▶ GOAL
Of all the lines in the material, how many include the word "entre"? Give only the number.

▶ EXERCISE INPUT
------------------------

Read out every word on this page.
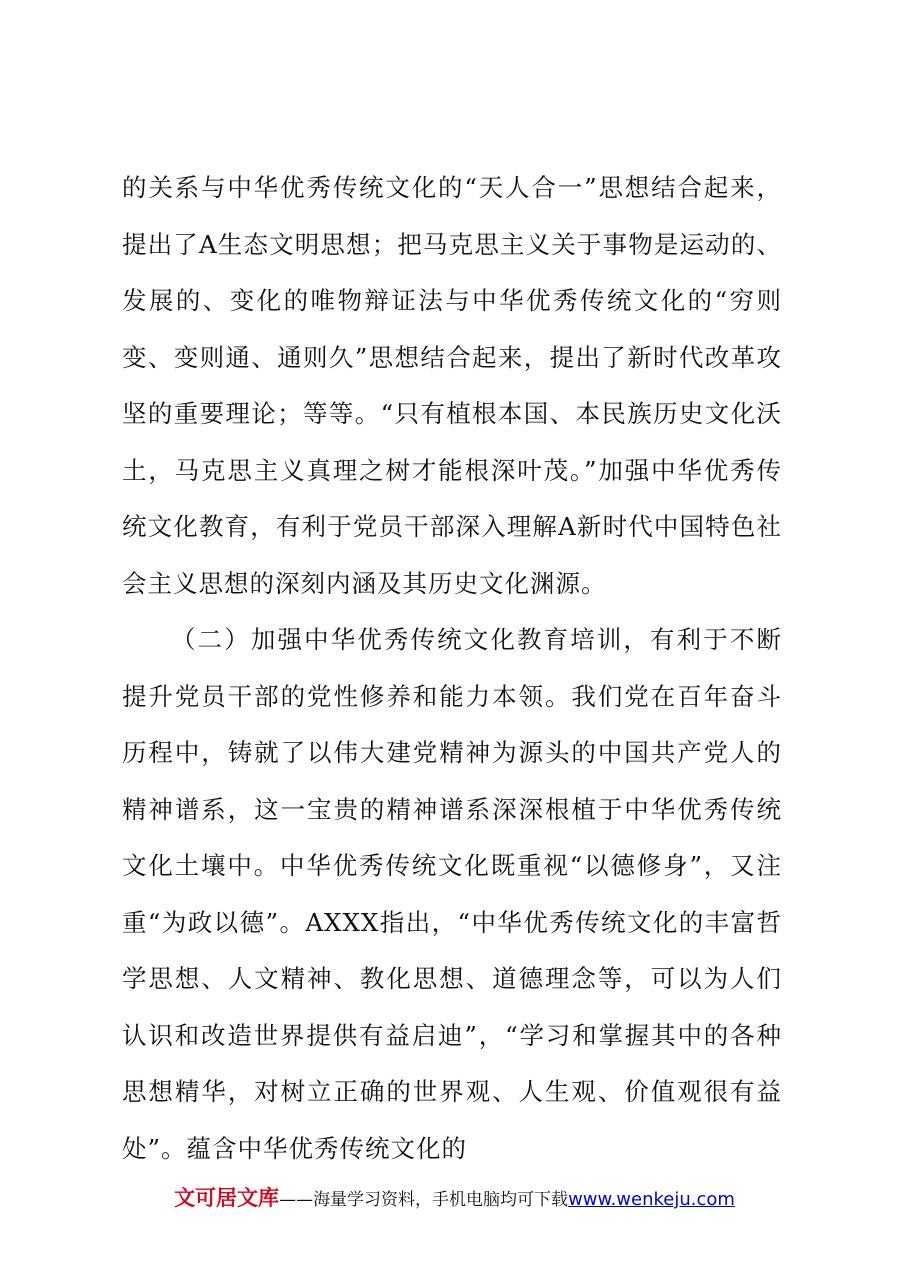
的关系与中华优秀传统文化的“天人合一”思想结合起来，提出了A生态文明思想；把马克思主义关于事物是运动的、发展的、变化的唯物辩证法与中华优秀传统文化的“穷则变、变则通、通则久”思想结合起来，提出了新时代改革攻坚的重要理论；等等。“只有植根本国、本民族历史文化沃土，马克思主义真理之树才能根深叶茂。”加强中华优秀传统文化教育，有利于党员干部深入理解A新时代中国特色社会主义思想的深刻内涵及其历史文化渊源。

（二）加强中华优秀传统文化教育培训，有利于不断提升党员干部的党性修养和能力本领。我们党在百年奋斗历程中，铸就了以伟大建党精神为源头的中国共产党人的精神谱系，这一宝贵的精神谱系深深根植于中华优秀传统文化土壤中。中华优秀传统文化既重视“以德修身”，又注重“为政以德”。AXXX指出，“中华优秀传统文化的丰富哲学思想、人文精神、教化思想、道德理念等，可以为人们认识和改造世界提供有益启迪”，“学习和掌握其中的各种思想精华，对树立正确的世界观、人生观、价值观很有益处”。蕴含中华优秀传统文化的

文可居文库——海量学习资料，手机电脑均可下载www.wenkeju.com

------------------------

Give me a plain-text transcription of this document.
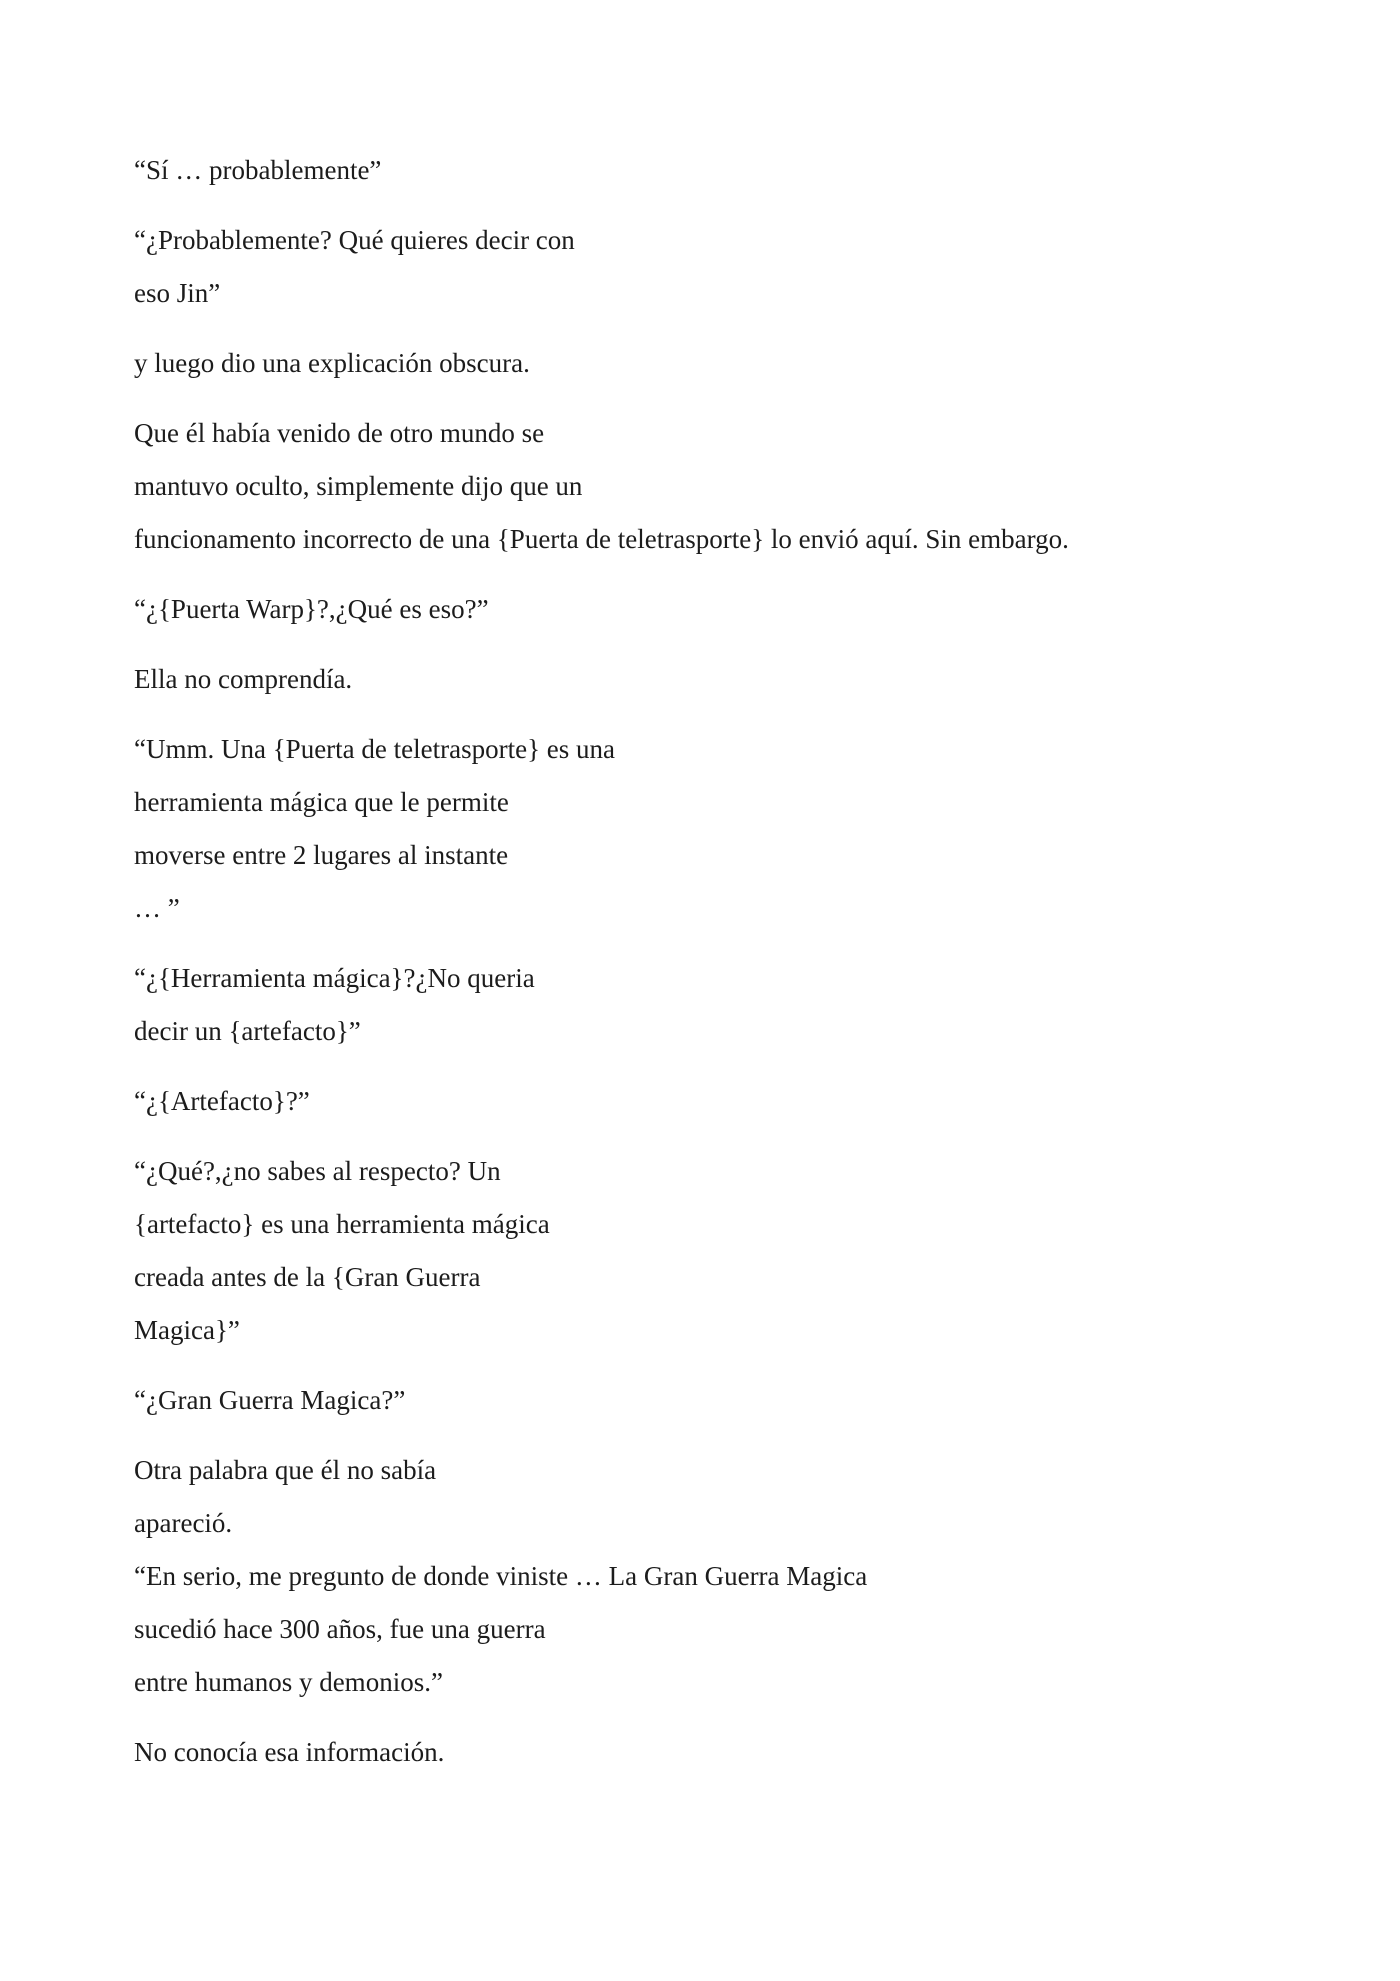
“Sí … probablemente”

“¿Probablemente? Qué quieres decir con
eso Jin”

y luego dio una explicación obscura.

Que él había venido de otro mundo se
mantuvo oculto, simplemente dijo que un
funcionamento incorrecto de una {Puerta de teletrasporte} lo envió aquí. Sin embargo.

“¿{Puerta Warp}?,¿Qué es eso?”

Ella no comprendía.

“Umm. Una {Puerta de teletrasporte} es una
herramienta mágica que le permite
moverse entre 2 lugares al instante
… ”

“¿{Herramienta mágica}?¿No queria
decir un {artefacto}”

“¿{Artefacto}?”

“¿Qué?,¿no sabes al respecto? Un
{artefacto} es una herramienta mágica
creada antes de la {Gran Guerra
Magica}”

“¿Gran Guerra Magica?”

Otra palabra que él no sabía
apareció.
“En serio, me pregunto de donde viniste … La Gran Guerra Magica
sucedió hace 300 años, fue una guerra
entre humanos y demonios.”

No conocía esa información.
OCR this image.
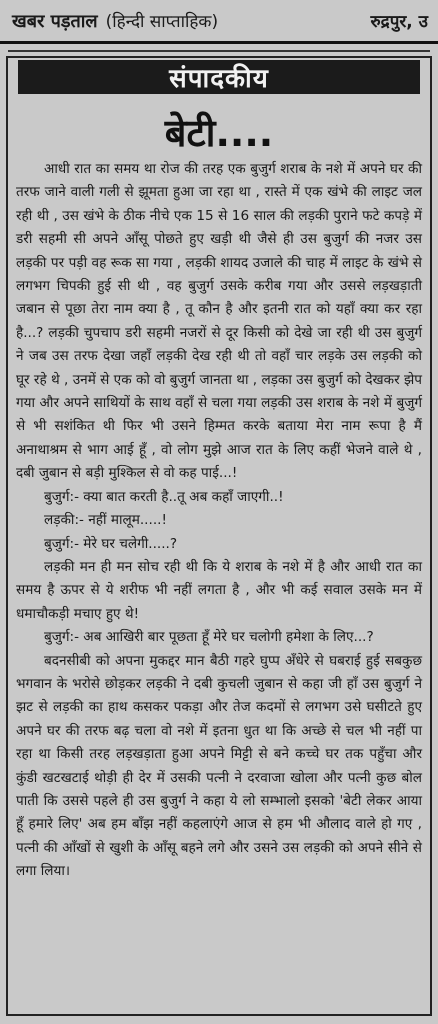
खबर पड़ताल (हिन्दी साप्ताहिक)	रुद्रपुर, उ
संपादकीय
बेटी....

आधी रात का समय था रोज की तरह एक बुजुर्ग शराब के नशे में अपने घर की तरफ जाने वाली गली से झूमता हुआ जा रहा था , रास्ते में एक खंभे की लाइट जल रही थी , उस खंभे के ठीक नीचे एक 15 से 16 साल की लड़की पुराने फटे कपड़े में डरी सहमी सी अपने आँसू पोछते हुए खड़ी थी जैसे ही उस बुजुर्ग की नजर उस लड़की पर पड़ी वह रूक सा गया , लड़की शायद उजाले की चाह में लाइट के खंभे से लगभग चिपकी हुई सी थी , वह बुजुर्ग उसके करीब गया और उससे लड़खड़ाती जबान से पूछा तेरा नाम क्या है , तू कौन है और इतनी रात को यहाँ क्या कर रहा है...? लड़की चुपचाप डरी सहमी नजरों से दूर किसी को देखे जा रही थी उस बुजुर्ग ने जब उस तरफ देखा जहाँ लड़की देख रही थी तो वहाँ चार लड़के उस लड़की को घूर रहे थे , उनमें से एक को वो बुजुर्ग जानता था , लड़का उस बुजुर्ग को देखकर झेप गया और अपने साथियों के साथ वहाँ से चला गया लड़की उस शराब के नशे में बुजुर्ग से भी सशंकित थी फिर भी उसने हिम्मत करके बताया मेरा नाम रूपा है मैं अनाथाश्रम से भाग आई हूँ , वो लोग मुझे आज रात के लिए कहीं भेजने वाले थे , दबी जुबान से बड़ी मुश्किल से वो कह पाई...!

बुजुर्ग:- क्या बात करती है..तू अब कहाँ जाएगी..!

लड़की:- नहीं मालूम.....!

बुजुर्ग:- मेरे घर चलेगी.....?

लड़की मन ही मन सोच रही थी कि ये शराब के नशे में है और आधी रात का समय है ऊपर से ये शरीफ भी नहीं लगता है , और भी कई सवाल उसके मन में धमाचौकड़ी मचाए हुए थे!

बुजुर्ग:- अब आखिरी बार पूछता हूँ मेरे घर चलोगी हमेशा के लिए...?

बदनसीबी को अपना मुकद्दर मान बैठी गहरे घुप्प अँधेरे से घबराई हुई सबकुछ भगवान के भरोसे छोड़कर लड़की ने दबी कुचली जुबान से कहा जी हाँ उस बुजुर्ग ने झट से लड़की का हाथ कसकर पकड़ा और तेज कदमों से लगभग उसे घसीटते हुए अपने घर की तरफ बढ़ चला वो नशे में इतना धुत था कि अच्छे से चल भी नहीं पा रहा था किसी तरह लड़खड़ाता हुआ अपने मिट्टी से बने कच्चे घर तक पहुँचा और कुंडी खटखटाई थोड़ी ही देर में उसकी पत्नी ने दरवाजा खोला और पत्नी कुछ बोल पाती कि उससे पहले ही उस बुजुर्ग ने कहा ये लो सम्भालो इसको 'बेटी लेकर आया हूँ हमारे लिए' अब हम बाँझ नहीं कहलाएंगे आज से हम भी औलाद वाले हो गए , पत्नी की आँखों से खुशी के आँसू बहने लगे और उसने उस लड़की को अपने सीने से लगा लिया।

------------------------

▶ CORRECT RESPONSE
2